• **Your objective**: Retype the lines of the items that start with the line containing "divider [680,225,800,226]" and end with the line containing "contact-email: 邮箱： liyizhoukou@163", keeping every character the same.

________

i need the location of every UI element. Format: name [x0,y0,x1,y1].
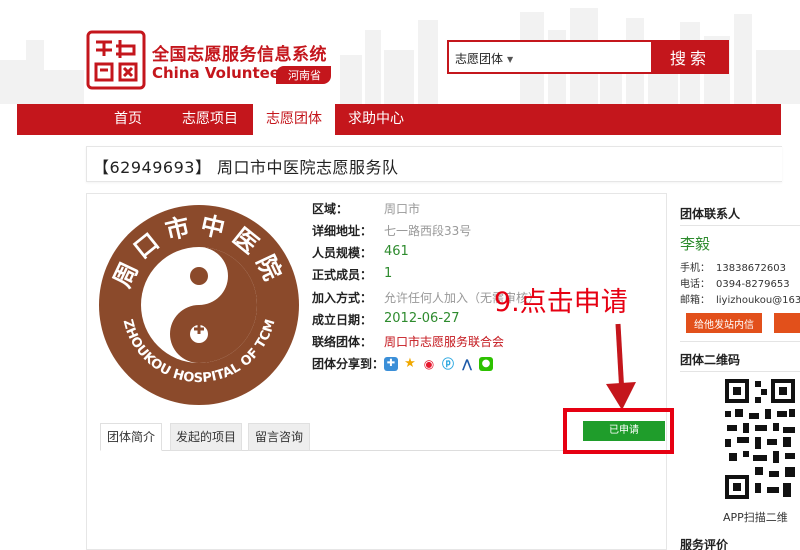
divider [680,225,800,226]
annotation-arrow-icon [606,323,636,410]
contact-phone: 手机： 13838672603 [680,263,786,274]
weibo-icon[interactable]: ◉ [422,357,436,371]
search-category-label: 志愿团体 [455,52,504,66]
province-badge: 河南省 [276,66,331,84]
contact-email: 邮箱： liyizhoukou@163 [680,295,800,306]
renren-icon[interactable]: ⋀ [460,357,474,371]
right-sidebar: 团体联系人 李毅 手机： 13838672603 电话： 0394-8279653 … [680,193,800,550]
send-message-button[interactable]: 给他发站内信 [686,313,762,333]
site-header: 全国志愿服务信息系统 China Volunteer 河南省 志愿团体 ▼ 搜索 [0,0,800,104]
tab-introduction[interactable]: 团体简介 [100,423,162,451]
search-category-select[interactable]: 志愿团体 ▼ [455,50,513,67]
nav-tab-help-center[interactable]: 求助中心 [337,104,415,135]
annotation-step-label: 9.点击申请 [494,287,628,318]
contact-name: 李毅 [680,235,711,253]
tab-messages[interactable]: 留言咨询 [248,423,310,451]
site-logo-seal[interactable] [86,30,146,90]
main-nav: 首页 志愿项目 志愿团体 求助中心 [17,104,781,135]
org-logo: 周口市中医院 ZHOUKOU HOSPITAL OF TCM [99,205,299,405]
caret-down-icon: ▼ [507,55,514,64]
nav-tab-groups[interactable]: 志愿团体 [253,104,335,135]
contact-tel: 电话： 0394-8279653 [680,279,790,290]
liaison-link[interactable]: 周口市志愿服务联合会 [384,333,504,350]
search-box: 志愿团体 ▼ 搜索 [447,40,729,74]
qzone-icon[interactable]: ✚ [384,357,398,371]
site-title: 全国志愿服务信息系统 [152,45,327,65]
wechat-icon[interactable]: ● [479,357,493,371]
pengyou-icon[interactable]: ⓟ [441,357,455,371]
tab-initiated-projects[interactable]: 发起的项目 [170,423,242,451]
qr-caption: APP扫描二维 [723,511,788,524]
divider [680,341,800,342]
page-title: 【62949693】 周口市中医院志愿服务队 [93,158,399,177]
applied-button[interactable]: 已申请 [583,421,665,441]
secondary-action-button[interactable] [774,313,800,333]
org-title-bar: 【62949693】 周口市中医院志愿服务队 [86,146,782,182]
nav-tab-home[interactable]: 首页 [99,104,157,135]
contact-heading: 团体联系人 [680,207,741,221]
star-icon[interactable]: ★ [403,357,417,371]
rating-heading: 服务评价 [680,538,729,550]
search-input[interactable] [539,46,649,68]
site-title-english: China Volunteer [152,64,288,82]
share-icons: ✚ ★ ◉ ⓟ ⋀ ● [384,357,493,371]
search-button[interactable]: 搜索 [651,40,729,74]
qr-code [725,379,795,499]
nav-tab-projects[interactable]: 志愿项目 [169,104,251,135]
divider [680,371,800,372]
qr-heading: 团体二维码 [680,353,741,367]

________

• **Output**:
divider [680,225,800,226]
annotation-arrow-icon [606,323,636,410]
contact-phone: 手机： 13838672603 [680,263,786,274]
weibo-icon[interactable]: ◉ [422,357,436,371]
search-category-label: 志愿团体 [455,52,504,66]
province-badge: 河南省 [276,66,331,84]
contact-email: 邮箱： liyizhoukou@163 [680,295,800,306]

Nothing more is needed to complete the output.